Transcribe all of the records word for word, but omit the pictures.

--- begin ---

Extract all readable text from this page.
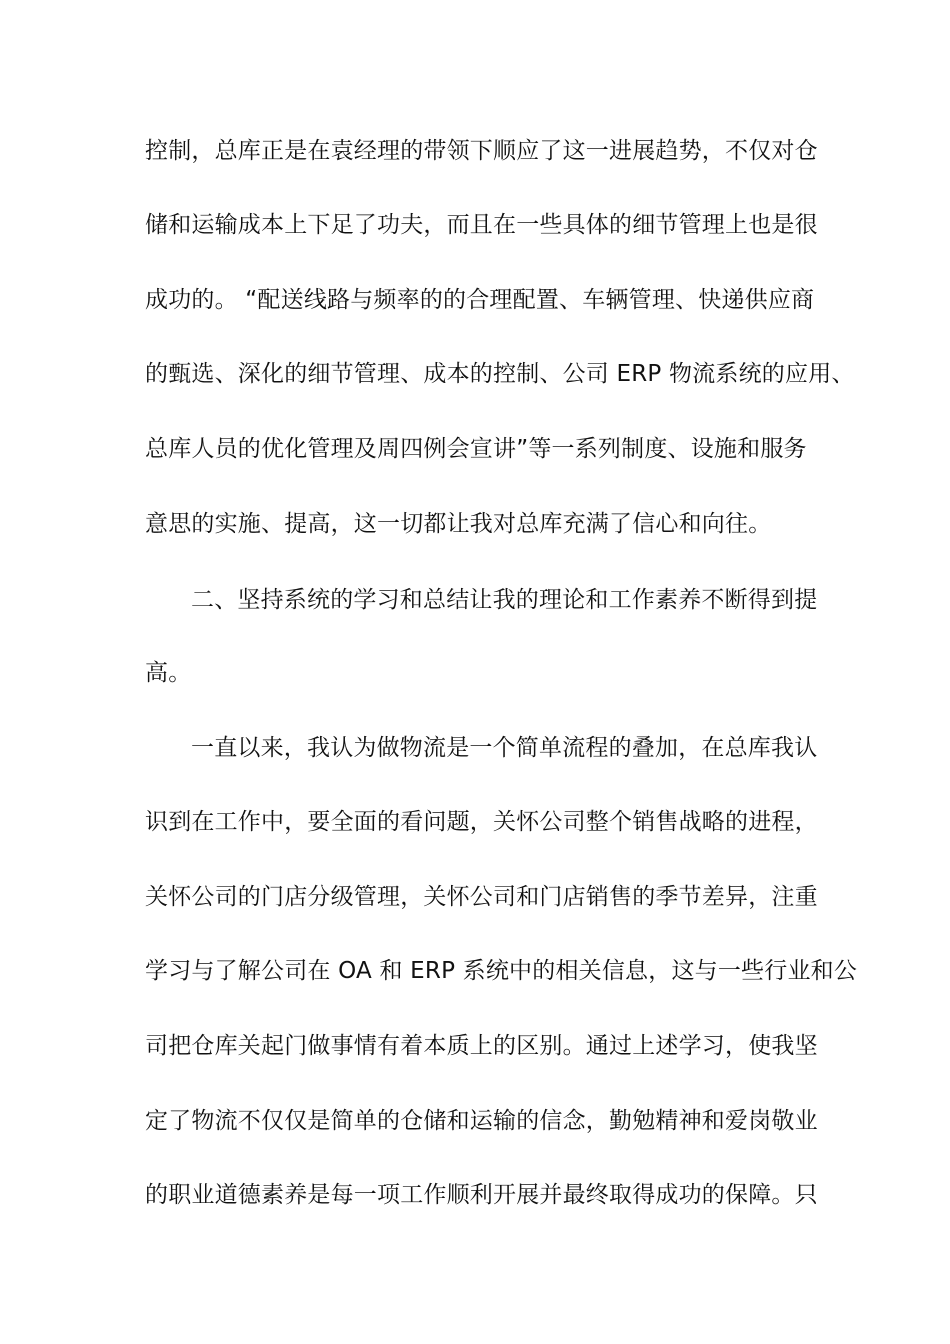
控制，总库正是在袁经理的带领下顺应了这一进展趋势，不仅对仓
储和运输成本上下足了功夫，而且在一些具体的细节管理上也是很
成功的。 “配送线路与频率的的合理配置、车辆管理、快递供应商
的甄选、深化的细节管理、成本的控制、公司 ERP 物流系统的应用、
总库人员的优化管理及周四例会宣讲”等一系列制度、设施和服务
意思的实施、提高，这一切都让我对总库充满了信心和向往。
二、坚持系统的学习和总结让我的理论和工作素养不断得到提
高。
一直以来，我认为做物流是一个简单流程的叠加，在总库我认
识到在工作中，要全面的看问题，关怀公司整个销售战略的进程，
关怀公司的门店分级管理，关怀公司和门店销售的季节差异，注重
学习与了解公司在 OA 和 ERP 系统中的相关信息，这与一些行业和公
司把仓库关起门做事情有着本质上的区别。通过上述学习，使我坚
定了物流不仅仅是简单的仓储和运输的信念，勤勉精神和爱岗敬业
的职业道德素养是每一项工作顺利开展并最终取得成功的保障。只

--- end ---

**RESPONSE**
Extract all readable text from this page.
控制，总库正是在袁经理的带领下顺应了这一进展趋势，不仅对仓
储和运输成本上下足了功夫，而且在一些具体的细节管理上也是很
成功的。 “配送线路与频率的的合理配置、车辆管理、快递供应商
的甄选、深化的细节管理、成本的控制、公司 ERP 物流系统的应用、
总库人员的优化管理及周四例会宣讲”等一系列制度、设施和服务
意思的实施、提高，这一切都让我对总库充满了信心和向往。
二、坚持系统的学习和总结让我的理论和工作素养不断得到提
高。
一直以来，我认为做物流是一个简单流程的叠加，在总库我认
识到在工作中，要全面的看问题，关怀公司整个销售战略的进程，
关怀公司的门店分级管理，关怀公司和门店销售的季节差异，注重
学习与了解公司在 OA 和 ERP 系统中的相关信息，这与一些行业和公
司把仓库关起门做事情有着本质上的区别。通过上述学习，使我坚
定了物流不仅仅是简单的仓储和运输的信念，勤勉精神和爱岗敬业
的职业道德素养是每一项工作顺利开展并最终取得成功的保障。只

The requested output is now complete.